#### Entries supplied

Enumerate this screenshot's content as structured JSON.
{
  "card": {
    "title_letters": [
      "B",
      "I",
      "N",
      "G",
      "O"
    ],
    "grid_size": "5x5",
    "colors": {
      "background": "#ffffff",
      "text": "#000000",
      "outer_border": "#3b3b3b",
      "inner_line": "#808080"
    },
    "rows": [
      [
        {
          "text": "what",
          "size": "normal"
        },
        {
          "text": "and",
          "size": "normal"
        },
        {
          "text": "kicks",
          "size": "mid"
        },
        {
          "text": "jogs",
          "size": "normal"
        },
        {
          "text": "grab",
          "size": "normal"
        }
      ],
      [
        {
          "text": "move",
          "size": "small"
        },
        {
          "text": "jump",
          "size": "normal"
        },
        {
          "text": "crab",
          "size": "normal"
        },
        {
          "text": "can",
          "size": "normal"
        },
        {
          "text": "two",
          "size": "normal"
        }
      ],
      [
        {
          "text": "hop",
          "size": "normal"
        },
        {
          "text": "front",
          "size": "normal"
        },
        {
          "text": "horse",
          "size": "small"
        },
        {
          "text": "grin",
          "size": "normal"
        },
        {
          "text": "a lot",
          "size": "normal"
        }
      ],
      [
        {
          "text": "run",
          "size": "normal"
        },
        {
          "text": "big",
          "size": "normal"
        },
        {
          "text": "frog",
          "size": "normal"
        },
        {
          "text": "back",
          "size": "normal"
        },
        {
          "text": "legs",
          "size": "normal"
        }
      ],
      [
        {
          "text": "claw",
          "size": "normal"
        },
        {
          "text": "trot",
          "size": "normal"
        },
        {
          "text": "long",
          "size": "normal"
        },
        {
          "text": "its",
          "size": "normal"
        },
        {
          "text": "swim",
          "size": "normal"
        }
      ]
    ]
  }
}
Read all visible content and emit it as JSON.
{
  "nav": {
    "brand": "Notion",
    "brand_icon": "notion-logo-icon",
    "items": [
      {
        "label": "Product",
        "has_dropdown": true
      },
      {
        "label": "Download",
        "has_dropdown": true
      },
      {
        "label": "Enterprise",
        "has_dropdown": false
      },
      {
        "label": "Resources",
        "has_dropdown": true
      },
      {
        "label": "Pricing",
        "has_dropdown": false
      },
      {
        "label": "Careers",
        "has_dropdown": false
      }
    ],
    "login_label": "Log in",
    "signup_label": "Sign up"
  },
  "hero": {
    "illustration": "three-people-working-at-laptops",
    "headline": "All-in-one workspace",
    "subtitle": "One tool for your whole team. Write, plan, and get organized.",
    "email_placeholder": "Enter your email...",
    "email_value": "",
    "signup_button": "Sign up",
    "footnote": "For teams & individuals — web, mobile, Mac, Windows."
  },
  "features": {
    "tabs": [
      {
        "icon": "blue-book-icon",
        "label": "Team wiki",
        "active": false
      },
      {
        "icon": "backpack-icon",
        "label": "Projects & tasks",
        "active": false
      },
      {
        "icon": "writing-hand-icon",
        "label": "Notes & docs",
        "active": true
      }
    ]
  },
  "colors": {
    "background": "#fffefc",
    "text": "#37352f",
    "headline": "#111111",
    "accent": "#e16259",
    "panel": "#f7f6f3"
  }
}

########

**What you are asked to do**. All the entries above need to be reproduced exactly.

**Solution for this task**.
Enumerate this screenshot's content as structured JSON.
{
  "card": {
    "title_letters": [
      "B",
      "I",
      "N",
      "G",
      "O"
    ],
    "grid_size": "5x5",
    "colors": {
      "background": "#ffffff",
      "text": "#000000",
      "outer_border": "#3b3b3b",
      "inner_line": "#808080"
    },
    "rows": [
      [
        {
          "text": "what",
          "size": "normal"
        },
        {
          "text": "and",
          "size": "normal"
        },
        {
          "text": "kicks",
          "size": "mid"
        },
        {
          "text": "jogs",
          "size": "normal"
        },
        {
          "text": "grab",
          "size": "normal"
        }
      ],
      [
        {
          "text": "move",
          "size": "small"
        },
        {
          "text": "jump",
          "size": "normal"
        },
        {
          "text": "crab",
          "size": "normal"
        },
        {
          "text": "can",
          "size": "normal"
        },
        {
          "text": "two",
          "size": "normal"
        }
      ],
      [
        {
          "text": "hop",
          "size": "normal"
        },
        {
          "text": "front",
          "size": "normal"
        },
        {
          "text": "horse",
          "size": "small"
        },
        {
          "text": "grin",
          "size": "normal"
        },
        {
          "text": "a lot",
          "size": "normal"
        }
      ],
      [
        {
          "text": "run",
          "size": "normal"
        },
        {
          "text": "big",
          "size": "normal"
        },
        {
          "text": "frog",
          "size": "normal"
        },
        {
          "text": "back",
          "size": "normal"
        },
        {
          "text": "legs",
          "size": "normal"
        }
      ],
      [
        {
          "text": "claw",
          "size": "normal"
        },
        {
          "text": "trot",
          "size": "normal"
        },
        {
          "text": "long",
          "size": "normal"
        },
        {
          "text": "its",
          "size": "normal"
        },
        {
          "text": "swim",
          "size": "normal"
        }
      ]
    ]
  }
}
Read all visible content and emit it as JSON.
{
  "nav": {
    "brand": "Notion",
    "brand_icon": "notion-logo-icon",
    "items": [
      {
        "label": "Product",
        "has_dropdown": true
      },
      {
        "label": "Download",
        "has_dropdown": true
      },
      {
        "label": "Enterprise",
        "has_dropdown": false
      },
      {
        "label": "Resources",
        "has_dropdown": true
      },
      {
        "label": "Pricing",
        "has_dropdown": false
      },
      {
        "label": "Careers",
        "has_dropdown": false
      }
    ],
    "login_label": "Log in",
    "signup_label": "Sign up"
  },
  "hero": {
    "illustration": "three-people-working-at-laptops",
    "headline": "All-in-one workspace",
    "subtitle": "One tool for your whole team. Write, plan, and get organized.",
    "email_placeholder": "Enter your email...",
    "email_value": "",
    "signup_button": "Sign up",
    "footnote": "For teams & individuals — web, mobile, Mac, Windows."
  },
  "features": {
    "tabs": [
      {
        "icon": "blue-book-icon",
        "label": "Team wiki",
        "active": false
      },
      {
        "icon": "backpack-icon",
        "label": "Projects & tasks",
        "active": false
      },
      {
        "icon": "writing-hand-icon",
        "label": "Notes & docs",
        "active": true
      }
    ]
  },
  "colors": {
    "background": "#fffefc",
    "text": "#37352f",
    "headline": "#111111",
    "accent": "#e16259",
    "panel": "#f7f6f3"
  }
}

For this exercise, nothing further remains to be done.